START Supplied material
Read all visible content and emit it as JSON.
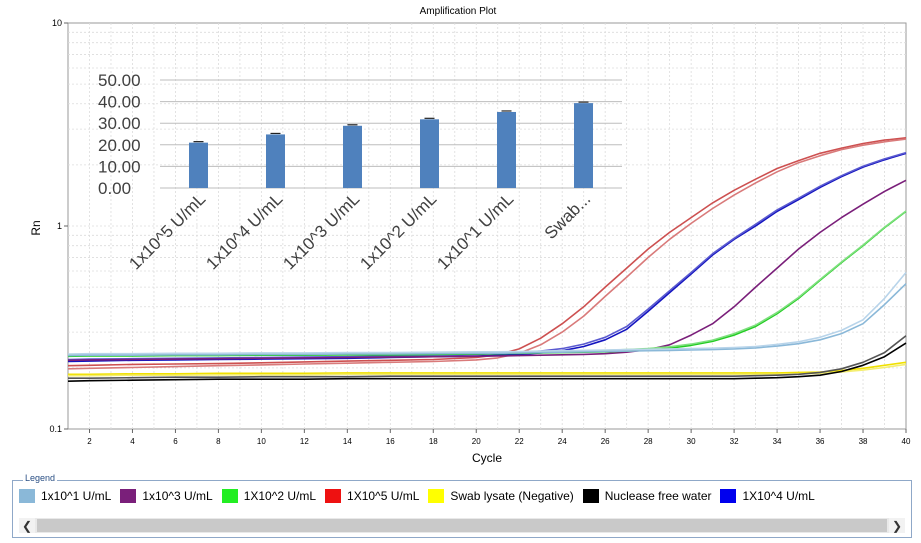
{
  "chart_data": [
    {
      "type": "line",
      "title": "Amplification Plot",
      "xlabel": "Cycle",
      "ylabel": "Rn",
      "yscale": "log",
      "xlim": [
        1,
        40
      ],
      "ylim": [
        0.1,
        10
      ],
      "x_ticks": [
        "2",
        "4",
        "6",
        "8",
        "10",
        "12",
        "14",
        "16",
        "18",
        "20",
        "22",
        "24",
        "26",
        "28",
        "30",
        "32",
        "34",
        "36",
        "38",
        "40"
      ],
      "y_ticks": [
        "0.1",
        "1",
        "10"
      ],
      "grid": true,
      "x": [
        1,
        2,
        4,
        6,
        8,
        10,
        12,
        14,
        16,
        18,
        20,
        21,
        22,
        23,
        24,
        25,
        26,
        27,
        28,
        29,
        30,
        31,
        32,
        33,
        34,
        35,
        36,
        37,
        38,
        39,
        40
      ],
      "series": [
        {
          "name": "1X10^5 U/mL",
          "color": "#cd5050",
          "values": [
            0.205,
            0.206,
            0.208,
            0.209,
            0.21,
            0.212,
            0.214,
            0.216,
            0.218,
            0.22,
            0.225,
            0.232,
            0.248,
            0.28,
            0.33,
            0.4,
            0.5,
            0.62,
            0.77,
            0.93,
            1.1,
            1.3,
            1.5,
            1.7,
            1.92,
            2.1,
            2.28,
            2.42,
            2.55,
            2.65,
            2.72
          ]
        },
        {
          "name": "1X10^5 U/mL",
          "color": "#d97a7a",
          "values": [
            0.198,
            0.199,
            0.201,
            0.203,
            0.205,
            0.207,
            0.209,
            0.211,
            0.213,
            0.215,
            0.219,
            0.224,
            0.236,
            0.26,
            0.3,
            0.36,
            0.45,
            0.56,
            0.7,
            0.86,
            1.03,
            1.22,
            1.42,
            1.63,
            1.85,
            2.05,
            2.22,
            2.38,
            2.5,
            2.6,
            2.68
          ]
        },
        {
          "name": "1X10^4 U/mL",
          "color": "#1414c0",
          "values": [
            0.215,
            0.216,
            0.218,
            0.219,
            0.22,
            0.221,
            0.222,
            0.223,
            0.225,
            0.227,
            0.229,
            0.231,
            0.233,
            0.237,
            0.243,
            0.255,
            0.275,
            0.31,
            0.38,
            0.47,
            0.58,
            0.72,
            0.86,
            1.0,
            1.18,
            1.35,
            1.55,
            1.75,
            1.95,
            2.12,
            2.28
          ]
        },
        {
          "name": "1X10^4 U/mL",
          "color": "#5a5ad0",
          "values": [
            0.22,
            0.221,
            0.222,
            0.223,
            0.224,
            0.225,
            0.226,
            0.227,
            0.229,
            0.231,
            0.233,
            0.235,
            0.238,
            0.242,
            0.249,
            0.262,
            0.283,
            0.32,
            0.39,
            0.48,
            0.59,
            0.73,
            0.87,
            1.02,
            1.2,
            1.37,
            1.57,
            1.77,
            1.97,
            2.14,
            2.3
          ]
        },
        {
          "name": "1x10^3 U/mL",
          "color": "#7a1f7a",
          "values": [
            0.218,
            0.219,
            0.22,
            0.221,
            0.222,
            0.223,
            0.224,
            0.225,
            0.226,
            0.227,
            0.228,
            0.229,
            0.23,
            0.231,
            0.232,
            0.233,
            0.235,
            0.239,
            0.246,
            0.26,
            0.29,
            0.33,
            0.4,
            0.5,
            0.62,
            0.77,
            0.93,
            1.1,
            1.28,
            1.48,
            1.68
          ]
        },
        {
          "name": "1X10^2 U/mL",
          "color": "#22cc22",
          "values": [
            0.228,
            0.229,
            0.229,
            0.23,
            0.23,
            0.231,
            0.231,
            0.232,
            0.232,
            0.233,
            0.234,
            0.235,
            0.236,
            0.237,
            0.238,
            0.239,
            0.24,
            0.242,
            0.245,
            0.25,
            0.258,
            0.27,
            0.29,
            0.32,
            0.37,
            0.44,
            0.54,
            0.66,
            0.8,
            0.98,
            1.18
          ]
        },
        {
          "name": "1X10^2 U/mL",
          "color": "#7ee07e",
          "values": [
            0.232,
            0.233,
            0.233,
            0.234,
            0.234,
            0.235,
            0.235,
            0.236,
            0.236,
            0.237,
            0.238,
            0.239,
            0.24,
            0.241,
            0.242,
            0.243,
            0.244,
            0.246,
            0.249,
            0.254,
            0.262,
            0.274,
            0.295,
            0.325,
            0.375,
            0.445,
            0.545,
            0.665,
            0.805,
            0.985,
            1.185
          ]
        },
        {
          "name": "1x10^1 U/mL",
          "color": "#8ab8d8",
          "values": [
            0.23,
            0.231,
            0.231,
            0.232,
            0.232,
            0.233,
            0.233,
            0.234,
            0.234,
            0.235,
            0.236,
            0.236,
            0.237,
            0.238,
            0.239,
            0.24,
            0.241,
            0.242,
            0.243,
            0.244,
            0.245,
            0.246,
            0.248,
            0.251,
            0.256,
            0.263,
            0.275,
            0.295,
            0.33,
            0.41,
            0.52
          ]
        },
        {
          "name": "1x10^1 U/mL",
          "color": "#b8d4ea",
          "values": [
            0.234,
            0.235,
            0.235,
            0.236,
            0.236,
            0.237,
            0.237,
            0.238,
            0.238,
            0.239,
            0.24,
            0.24,
            0.241,
            0.242,
            0.243,
            0.244,
            0.245,
            0.246,
            0.247,
            0.248,
            0.249,
            0.25,
            0.252,
            0.255,
            0.261,
            0.269,
            0.283,
            0.306,
            0.345,
            0.44,
            0.59
          ]
        },
        {
          "name": "Swab lysate (Negative)",
          "color": "#f0e000",
          "values": [
            0.186,
            0.186,
            0.187,
            0.187,
            0.188,
            0.188,
            0.188,
            0.189,
            0.189,
            0.189,
            0.189,
            0.189,
            0.189,
            0.189,
            0.189,
            0.189,
            0.189,
            0.189,
            0.189,
            0.189,
            0.189,
            0.189,
            0.189,
            0.189,
            0.189,
            0.19,
            0.191,
            0.194,
            0.199,
            0.206,
            0.213
          ]
        },
        {
          "name": "Swab lysate (Negative)",
          "color": "#f4ee70",
          "values": [
            0.183,
            0.183,
            0.184,
            0.184,
            0.185,
            0.185,
            0.185,
            0.186,
            0.186,
            0.186,
            0.186,
            0.186,
            0.186,
            0.186,
            0.186,
            0.186,
            0.186,
            0.186,
            0.186,
            0.186,
            0.186,
            0.186,
            0.186,
            0.186,
            0.186,
            0.187,
            0.188,
            0.191,
            0.195,
            0.201,
            0.208
          ]
        },
        {
          "name": "Nuclease free water",
          "color": "#000000",
          "values": [
            0.172,
            0.173,
            0.174,
            0.175,
            0.176,
            0.176,
            0.176,
            0.177,
            0.177,
            0.177,
            0.177,
            0.177,
            0.177,
            0.177,
            0.177,
            0.177,
            0.177,
            0.177,
            0.177,
            0.177,
            0.177,
            0.177,
            0.177,
            0.178,
            0.179,
            0.181,
            0.184,
            0.192,
            0.206,
            0.227,
            0.265
          ]
        },
        {
          "name": "Nuclease free water",
          "color": "#555555",
          "values": [
            0.178,
            0.178,
            0.179,
            0.18,
            0.18,
            0.181,
            0.181,
            0.181,
            0.182,
            0.182,
            0.182,
            0.182,
            0.182,
            0.182,
            0.182,
            0.182,
            0.182,
            0.182,
            0.182,
            0.182,
            0.182,
            0.182,
            0.182,
            0.183,
            0.184,
            0.186,
            0.19,
            0.198,
            0.213,
            0.238,
            0.288
          ]
        }
      ]
    },
    {
      "type": "bar",
      "categories": [
        "1x10^5 U/mL",
        "1x10^4 U/mL",
        "1x10^3 U/mL",
        "1x10^2 U/mL",
        "1x10^1 U/mL",
        "Swab..."
      ],
      "values": [
        21.0,
        24.8,
        28.8,
        31.8,
        35.2,
        39.3
      ],
      "y_ticks": [
        "0.00",
        "10.00",
        "20.00",
        "30.00",
        "40.00",
        "50.00"
      ],
      "ylim": [
        0,
        50
      ],
      "color": "#4f81bd",
      "error_bars": true,
      "grid": true
    }
  ],
  "legend": {
    "title": "Legend",
    "items": [
      {
        "label": "1x10^1 U/mL",
        "color": "#8ab8d8"
      },
      {
        "label": "1x10^3 U/mL",
        "color": "#7a1f7a"
      },
      {
        "label": "1X10^2 U/mL",
        "color": "#22ee22"
      },
      {
        "label": "1X10^5 U/mL",
        "color": "#ee1111"
      },
      {
        "label": "Swab lysate (Negative)",
        "color": "#ffff00"
      },
      {
        "label": "Nuclease free water",
        "color": "#000000"
      },
      {
        "label": "1X10^4 U/mL",
        "color": "#0000ee"
      }
    ]
  },
  "scrollbar": {
    "left_icon": "chevron-left-icon",
    "right_icon": "chevron-right-icon"
  }
}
END Supplied material
Written task
Give the number of lines in the entries above that include the string "title". No other output is expected.

The output
2